> Set problem: Begin at the line below that contains "OCR this image.". Repeat it and all remaining lines of the records exactly.

Saved entries
# # #
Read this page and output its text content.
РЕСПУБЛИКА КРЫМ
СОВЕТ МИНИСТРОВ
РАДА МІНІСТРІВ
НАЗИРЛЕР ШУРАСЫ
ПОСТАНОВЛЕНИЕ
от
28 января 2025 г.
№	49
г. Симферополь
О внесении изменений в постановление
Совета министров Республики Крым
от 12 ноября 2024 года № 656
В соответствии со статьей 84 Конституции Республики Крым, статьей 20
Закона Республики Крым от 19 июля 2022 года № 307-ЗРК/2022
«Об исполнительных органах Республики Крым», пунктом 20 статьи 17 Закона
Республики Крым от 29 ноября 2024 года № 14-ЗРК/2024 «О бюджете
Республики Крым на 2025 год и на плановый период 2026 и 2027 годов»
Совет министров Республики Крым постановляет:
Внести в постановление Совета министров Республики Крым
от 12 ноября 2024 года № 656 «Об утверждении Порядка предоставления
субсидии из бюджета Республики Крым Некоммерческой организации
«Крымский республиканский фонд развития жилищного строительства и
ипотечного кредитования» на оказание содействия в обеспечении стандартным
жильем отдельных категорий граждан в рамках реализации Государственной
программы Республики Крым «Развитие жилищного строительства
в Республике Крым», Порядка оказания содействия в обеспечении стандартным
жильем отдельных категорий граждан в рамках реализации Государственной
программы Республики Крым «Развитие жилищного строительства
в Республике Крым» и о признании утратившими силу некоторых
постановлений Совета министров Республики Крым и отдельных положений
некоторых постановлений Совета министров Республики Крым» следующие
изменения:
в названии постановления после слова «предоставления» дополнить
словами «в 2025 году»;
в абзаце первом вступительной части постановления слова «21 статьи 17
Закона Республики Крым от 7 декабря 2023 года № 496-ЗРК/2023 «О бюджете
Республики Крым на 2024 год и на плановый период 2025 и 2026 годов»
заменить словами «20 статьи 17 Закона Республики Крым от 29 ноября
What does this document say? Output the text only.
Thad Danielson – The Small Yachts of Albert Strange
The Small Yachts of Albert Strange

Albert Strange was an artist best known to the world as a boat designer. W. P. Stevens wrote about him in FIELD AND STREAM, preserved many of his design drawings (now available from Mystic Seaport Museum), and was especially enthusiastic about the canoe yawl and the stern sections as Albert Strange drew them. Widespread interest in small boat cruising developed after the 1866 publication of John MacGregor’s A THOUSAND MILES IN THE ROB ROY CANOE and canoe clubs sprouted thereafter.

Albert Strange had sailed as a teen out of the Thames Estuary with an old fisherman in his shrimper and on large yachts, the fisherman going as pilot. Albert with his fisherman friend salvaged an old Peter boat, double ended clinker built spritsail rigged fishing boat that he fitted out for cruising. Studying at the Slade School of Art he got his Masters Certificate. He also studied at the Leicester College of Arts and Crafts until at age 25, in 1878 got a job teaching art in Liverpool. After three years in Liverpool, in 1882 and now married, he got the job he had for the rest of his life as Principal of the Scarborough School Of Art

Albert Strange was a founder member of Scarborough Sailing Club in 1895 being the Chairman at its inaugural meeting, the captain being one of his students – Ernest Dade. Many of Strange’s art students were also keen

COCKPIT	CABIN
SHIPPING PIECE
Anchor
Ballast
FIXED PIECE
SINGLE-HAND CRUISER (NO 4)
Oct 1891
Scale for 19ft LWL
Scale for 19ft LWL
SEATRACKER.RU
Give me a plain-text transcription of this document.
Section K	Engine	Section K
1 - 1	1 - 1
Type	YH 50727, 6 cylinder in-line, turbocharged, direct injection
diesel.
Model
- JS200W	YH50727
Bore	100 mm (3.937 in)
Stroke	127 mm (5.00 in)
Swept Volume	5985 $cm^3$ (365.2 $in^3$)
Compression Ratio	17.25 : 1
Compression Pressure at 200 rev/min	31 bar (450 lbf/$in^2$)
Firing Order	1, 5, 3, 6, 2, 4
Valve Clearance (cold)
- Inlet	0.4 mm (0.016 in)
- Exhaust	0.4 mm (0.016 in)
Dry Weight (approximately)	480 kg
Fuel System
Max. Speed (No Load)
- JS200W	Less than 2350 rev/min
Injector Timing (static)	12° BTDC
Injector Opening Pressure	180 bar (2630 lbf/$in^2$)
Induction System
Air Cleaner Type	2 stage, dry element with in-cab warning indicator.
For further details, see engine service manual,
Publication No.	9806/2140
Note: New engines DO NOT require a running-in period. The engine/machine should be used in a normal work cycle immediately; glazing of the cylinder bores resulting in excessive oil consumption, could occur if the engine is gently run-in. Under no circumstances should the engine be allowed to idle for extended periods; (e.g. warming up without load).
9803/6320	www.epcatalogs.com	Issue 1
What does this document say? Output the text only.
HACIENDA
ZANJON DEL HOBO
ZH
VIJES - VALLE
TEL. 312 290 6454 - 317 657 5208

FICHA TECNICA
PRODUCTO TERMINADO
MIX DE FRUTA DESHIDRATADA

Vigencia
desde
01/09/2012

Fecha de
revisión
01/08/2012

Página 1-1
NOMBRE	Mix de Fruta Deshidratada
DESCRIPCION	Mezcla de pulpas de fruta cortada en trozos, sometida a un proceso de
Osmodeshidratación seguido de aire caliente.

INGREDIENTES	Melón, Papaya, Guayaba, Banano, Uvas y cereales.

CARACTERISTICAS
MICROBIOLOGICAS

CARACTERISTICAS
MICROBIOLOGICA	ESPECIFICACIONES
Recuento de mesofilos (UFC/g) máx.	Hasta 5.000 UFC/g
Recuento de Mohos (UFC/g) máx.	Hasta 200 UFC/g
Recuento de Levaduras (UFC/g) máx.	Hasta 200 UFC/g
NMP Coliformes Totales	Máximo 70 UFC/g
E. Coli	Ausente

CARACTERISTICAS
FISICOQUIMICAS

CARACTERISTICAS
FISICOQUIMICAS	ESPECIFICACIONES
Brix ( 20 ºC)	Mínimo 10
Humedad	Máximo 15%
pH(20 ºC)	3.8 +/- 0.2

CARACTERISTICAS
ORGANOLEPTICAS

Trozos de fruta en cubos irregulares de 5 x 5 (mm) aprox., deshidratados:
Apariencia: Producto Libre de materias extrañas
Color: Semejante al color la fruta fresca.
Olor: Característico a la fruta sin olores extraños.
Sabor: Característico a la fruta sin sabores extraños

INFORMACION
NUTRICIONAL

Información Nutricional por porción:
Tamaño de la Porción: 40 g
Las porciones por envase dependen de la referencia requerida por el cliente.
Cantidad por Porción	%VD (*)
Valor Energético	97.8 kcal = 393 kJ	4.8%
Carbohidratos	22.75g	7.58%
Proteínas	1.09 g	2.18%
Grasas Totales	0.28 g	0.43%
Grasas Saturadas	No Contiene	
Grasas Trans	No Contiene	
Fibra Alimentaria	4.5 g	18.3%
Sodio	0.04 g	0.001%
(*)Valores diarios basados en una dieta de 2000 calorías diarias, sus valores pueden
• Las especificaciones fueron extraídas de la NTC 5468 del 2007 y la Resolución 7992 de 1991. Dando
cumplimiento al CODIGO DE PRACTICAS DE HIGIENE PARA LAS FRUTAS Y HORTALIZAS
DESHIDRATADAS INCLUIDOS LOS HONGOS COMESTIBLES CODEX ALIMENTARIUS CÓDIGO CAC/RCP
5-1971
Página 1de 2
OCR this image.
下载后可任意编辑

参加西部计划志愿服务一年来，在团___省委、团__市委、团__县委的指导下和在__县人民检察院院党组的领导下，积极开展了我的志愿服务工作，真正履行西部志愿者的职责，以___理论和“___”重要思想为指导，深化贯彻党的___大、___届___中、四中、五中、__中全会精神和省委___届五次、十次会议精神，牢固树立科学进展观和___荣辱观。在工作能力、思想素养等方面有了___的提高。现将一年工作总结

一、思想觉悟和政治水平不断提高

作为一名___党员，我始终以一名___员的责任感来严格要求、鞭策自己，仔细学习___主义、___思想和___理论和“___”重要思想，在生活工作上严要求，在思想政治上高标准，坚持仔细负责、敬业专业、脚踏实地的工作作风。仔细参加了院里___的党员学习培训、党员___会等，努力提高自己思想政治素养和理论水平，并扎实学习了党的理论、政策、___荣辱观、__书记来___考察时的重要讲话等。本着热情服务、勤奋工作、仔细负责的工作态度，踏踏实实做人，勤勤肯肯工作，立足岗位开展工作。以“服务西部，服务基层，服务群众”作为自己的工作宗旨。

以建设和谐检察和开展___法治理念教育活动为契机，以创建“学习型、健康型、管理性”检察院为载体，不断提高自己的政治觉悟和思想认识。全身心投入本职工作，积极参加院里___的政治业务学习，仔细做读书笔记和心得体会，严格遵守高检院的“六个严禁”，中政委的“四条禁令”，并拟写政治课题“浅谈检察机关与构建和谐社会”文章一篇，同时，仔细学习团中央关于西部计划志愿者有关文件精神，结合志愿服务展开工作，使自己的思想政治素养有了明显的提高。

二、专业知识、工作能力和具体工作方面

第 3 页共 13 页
# # #
> Result:
OCR this image.
下载后可任意编辑

参加西部计划志愿服务一年来，在团___省委、团__市委、团__县委的指导下和在__县人民检察院院党组的领导下，积极开展了我的志愿服务工作，真正履行西部志愿者的职责，以___理论和“___”重要思想为指导，深化贯彻党的___大、___届___中、四中、五中、__中全会精神和省委___届五次、十次会议精神，牢固树立科学进展观和___荣辱观。在工作能力、思想素养等方面有了___的提高。现将一年工作总结

一、思想觉悟和政治水平不断提高

作为一名___党员，我始终以一名___员的责任感来严格要求、鞭策自己，仔细学习___主义、___思想和___理论和“___”重要思想，在生活工作上严要求，在思想政治上高标准，坚持仔细负责、敬业专业、脚踏实地的工作作风。仔细参加了院里___的党员学习培训、党员___会等，努力提高自己思想政治素养和理论水平，并扎实学习了党的理论、政策、___荣辱观、__书记来___考察时的重要讲话等。本着热情服务、勤奋工作、仔细负责的工作态度，踏踏实实做人，勤勤肯肯工作，立足岗位开展工作。以“服务西部，服务基层，服务群众”作为自己的工作宗旨。

以建设和谐检察和开展___法治理念教育活动为契机，以创建“学习型、健康型、管理性”检察院为载体，不断提高自己的政治觉悟和思想认识。全身心投入本职工作，积极参加院里___的政治业务学习，仔细做读书笔记和心得体会，严格遵守高检院的“六个严禁”，中政委的“四条禁令”，并拟写政治课题“浅谈检察机关与构建和谐社会”文章一篇，同时，仔细学习团中央关于西部计划志愿者有关文件精神，结合志愿服务展开工作，使自己的思想政治素养有了明显的提高。

二、专业知识、工作能力和具体工作方面

第 3 页共 13 页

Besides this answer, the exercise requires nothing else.